## Texto extraído
********
Em Adoráveis Mulheres, Florence encarna Amy, a irmã March que, à primeira vista, é fútil e até cruel. Mas, na visão de Greta Gerwig, ela é a garota que diz mais claramente o que quer e a que mais se esforça para consegui-lo 0 "É significativo que durante 150 anos não tenhamos gostado dela", disse a diretora. "Talvez seja um símbolo do progresso que tenhamos mudado de ideia."
Com os olhos penetrantes e a voz grave de Florence, a personagem torna-se ainda mais forte. Fazendo jus à arte que escolheu, Amy resolve pintar seu próprio destino. Sábia, estimula Jo a voltar a escrever – "Contar uma história torna aquilo importante", uma frase que vai reverbera no belo epílogo, uma homenagem tanto a Alcott quanto à literatura.
Emma Watson
É desafiador para a atriz inglesa de 29 anos se descolar da imagem da corajosa Hermione Granger, a quem interpretou em oito filmes da série Harry Potter. Mas ela vem tentando. Recebeu elogios por As Vantagens de Ser Invisível (2012) e arriscou-se no thriller O Círculo (2017), por exemplo. Agora, depois de estrelar a refilmagem de A Bela e a Fera em carne e osso (2017), aparece como Meg, a irmã March que, voluntariamente, troca seu talento como atriz por uma vida como esposa e mãe. Não é fácil – não porque falte amor do ou pelo marido, mas porque falta grana. O embate entre seus sonhos 0 ou seriam os sonhos impostos pela sociedade? – e a realidade é brilhantemente sintetizado logo no começo do filme, quando Greta Gerwig, em cenas curtas, apresenta e define a personalidade das quatro irmãs.
Eliza Scanlen
Nome menos conhecido do elenco principal, a australiana de 21 anos viveu a Amma Crellin da minissérie Sharp Objects (2018). Em Adoráveis Mulheres, encarna Beth, a pianista e a mais frágil das irmãs March – foi por ser legítima herdeira do coração da mãe (capaz de doar a ceia de Natal da família para imigrantes pobres) que acabou contraindo a grave febre escarlatina. Participa de poucos diálogos, mas seu olhar ora generoso, ora assustado é bastante eloquente. E é em torno de Beth que gira boa parte do drama familiar.
********
## Objetivo A
Reúna todas as linhas das entradas que contêm a palavra "picker". Diferencie maiúsculas de minúsculas.

(Dados de posicionamento dos elementos)
********
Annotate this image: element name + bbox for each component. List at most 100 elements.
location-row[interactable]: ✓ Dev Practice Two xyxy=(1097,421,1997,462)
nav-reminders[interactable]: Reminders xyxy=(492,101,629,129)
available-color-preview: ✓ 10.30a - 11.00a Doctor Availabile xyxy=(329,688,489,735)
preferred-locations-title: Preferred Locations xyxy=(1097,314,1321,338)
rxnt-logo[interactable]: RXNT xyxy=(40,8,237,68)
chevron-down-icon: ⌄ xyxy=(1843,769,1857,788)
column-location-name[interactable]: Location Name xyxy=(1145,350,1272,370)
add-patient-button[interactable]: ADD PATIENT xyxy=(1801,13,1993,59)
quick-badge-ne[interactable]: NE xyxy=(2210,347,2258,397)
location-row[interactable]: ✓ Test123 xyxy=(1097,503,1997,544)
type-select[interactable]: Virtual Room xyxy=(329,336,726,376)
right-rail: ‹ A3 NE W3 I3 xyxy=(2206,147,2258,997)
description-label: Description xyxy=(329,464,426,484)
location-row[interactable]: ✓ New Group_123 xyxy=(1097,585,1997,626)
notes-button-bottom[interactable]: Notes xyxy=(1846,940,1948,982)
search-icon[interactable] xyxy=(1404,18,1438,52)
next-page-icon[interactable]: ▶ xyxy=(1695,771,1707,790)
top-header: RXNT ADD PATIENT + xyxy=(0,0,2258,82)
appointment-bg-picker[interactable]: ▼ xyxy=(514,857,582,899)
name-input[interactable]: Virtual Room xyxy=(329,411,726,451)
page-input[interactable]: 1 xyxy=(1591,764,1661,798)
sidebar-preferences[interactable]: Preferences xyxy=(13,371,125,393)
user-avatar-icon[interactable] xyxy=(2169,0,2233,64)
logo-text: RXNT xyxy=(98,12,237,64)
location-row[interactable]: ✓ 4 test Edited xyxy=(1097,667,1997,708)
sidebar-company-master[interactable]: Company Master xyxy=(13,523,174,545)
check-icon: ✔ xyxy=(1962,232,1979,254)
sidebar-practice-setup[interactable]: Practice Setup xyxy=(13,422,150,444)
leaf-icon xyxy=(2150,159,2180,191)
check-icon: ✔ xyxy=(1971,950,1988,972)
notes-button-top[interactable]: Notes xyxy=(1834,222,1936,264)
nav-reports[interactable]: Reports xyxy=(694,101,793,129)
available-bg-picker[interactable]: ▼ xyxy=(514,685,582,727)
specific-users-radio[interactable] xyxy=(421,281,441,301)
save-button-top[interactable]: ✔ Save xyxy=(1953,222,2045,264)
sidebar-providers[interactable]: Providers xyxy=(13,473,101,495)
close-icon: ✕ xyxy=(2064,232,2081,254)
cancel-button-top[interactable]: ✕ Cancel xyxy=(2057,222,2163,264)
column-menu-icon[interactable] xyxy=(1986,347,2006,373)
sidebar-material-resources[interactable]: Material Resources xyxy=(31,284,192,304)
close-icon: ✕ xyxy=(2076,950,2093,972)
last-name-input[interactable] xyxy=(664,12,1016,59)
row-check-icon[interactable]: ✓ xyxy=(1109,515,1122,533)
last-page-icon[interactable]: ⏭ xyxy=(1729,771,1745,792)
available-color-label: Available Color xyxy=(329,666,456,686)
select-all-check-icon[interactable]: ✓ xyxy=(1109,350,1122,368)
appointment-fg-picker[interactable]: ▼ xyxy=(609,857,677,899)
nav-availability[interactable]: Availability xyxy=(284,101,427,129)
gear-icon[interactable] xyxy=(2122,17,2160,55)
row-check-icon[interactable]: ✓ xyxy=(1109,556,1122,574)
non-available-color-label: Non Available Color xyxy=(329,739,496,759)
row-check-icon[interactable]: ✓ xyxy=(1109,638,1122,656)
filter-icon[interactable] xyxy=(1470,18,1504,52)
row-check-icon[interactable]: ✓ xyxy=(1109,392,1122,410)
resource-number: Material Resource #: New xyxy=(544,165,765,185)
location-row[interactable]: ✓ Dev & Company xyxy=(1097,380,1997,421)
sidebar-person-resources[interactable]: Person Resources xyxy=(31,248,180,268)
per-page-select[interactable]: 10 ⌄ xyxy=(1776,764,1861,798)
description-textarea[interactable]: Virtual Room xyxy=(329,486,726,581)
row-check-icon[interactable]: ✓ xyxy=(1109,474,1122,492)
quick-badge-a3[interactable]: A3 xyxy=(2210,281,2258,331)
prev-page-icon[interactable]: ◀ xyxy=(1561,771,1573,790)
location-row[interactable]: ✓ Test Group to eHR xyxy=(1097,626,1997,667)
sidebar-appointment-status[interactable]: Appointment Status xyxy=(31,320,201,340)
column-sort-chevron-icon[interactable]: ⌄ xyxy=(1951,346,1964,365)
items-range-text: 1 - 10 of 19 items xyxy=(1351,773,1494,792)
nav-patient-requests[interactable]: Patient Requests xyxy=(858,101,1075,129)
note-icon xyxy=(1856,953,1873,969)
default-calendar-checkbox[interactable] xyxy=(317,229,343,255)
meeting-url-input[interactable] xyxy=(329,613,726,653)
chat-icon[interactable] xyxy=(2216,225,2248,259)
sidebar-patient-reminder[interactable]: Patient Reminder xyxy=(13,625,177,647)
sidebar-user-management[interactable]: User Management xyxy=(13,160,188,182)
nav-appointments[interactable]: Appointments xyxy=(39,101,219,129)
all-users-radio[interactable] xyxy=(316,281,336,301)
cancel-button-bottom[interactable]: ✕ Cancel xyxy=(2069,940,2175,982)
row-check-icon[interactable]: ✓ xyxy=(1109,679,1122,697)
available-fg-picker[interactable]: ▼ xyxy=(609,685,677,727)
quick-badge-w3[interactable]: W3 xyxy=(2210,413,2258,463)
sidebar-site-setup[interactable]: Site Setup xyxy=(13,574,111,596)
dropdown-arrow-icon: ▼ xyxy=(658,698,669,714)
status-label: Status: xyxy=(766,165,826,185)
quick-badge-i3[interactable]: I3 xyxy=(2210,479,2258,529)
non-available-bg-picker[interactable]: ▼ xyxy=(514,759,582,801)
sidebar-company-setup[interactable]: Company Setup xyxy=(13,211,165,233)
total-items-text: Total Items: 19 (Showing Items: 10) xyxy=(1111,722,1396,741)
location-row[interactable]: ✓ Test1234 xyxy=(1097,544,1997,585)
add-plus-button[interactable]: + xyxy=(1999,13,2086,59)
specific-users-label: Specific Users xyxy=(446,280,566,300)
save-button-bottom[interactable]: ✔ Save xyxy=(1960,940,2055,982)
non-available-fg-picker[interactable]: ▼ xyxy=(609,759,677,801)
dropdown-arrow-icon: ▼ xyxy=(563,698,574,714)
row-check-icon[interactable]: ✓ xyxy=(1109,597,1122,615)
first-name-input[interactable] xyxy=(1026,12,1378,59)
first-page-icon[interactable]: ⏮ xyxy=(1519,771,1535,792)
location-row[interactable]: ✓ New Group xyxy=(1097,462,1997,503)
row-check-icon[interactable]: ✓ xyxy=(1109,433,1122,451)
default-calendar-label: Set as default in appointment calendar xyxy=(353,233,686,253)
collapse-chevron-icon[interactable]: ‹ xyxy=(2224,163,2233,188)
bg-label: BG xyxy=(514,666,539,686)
********
## Objetivo B
Reproduza palavra por palavra o trecho do texto sobre o elenco de Adoráveis Mulheres que começa nas palavras "Com os olhos" e termina após "quanto à literatura.".

## Resposta escrita A
appointment-bg-picker[interactable]: ▼ xyxy=(514,857,582,899)
available-bg-picker[interactable]: ▼ xyxy=(514,685,582,727)
appointment-fg-picker[interactable]: ▼ xyxy=(609,857,677,899)
available-fg-picker[interactable]: ▼ xyxy=(609,685,677,727)
non-available-bg-picker[interactable]: ▼ xyxy=(514,759,582,801)
non-available-fg-picker[interactable]: ▼ xyxy=(609,759,677,801)

## Resposta escrita B
Com os olhos penetrantes e a voz grave de Florence, a personagem torna-se ainda mais forte. Fazendo jus à arte que escolheu, Amy resolve pintar seu próprio destino. Sábia, estimula Jo a voltar a escrever – "Contar uma história torna aquilo importante", uma frase que vai reverbera no belo epílogo, uma homenagem tanto a Alcott quanto à literatura.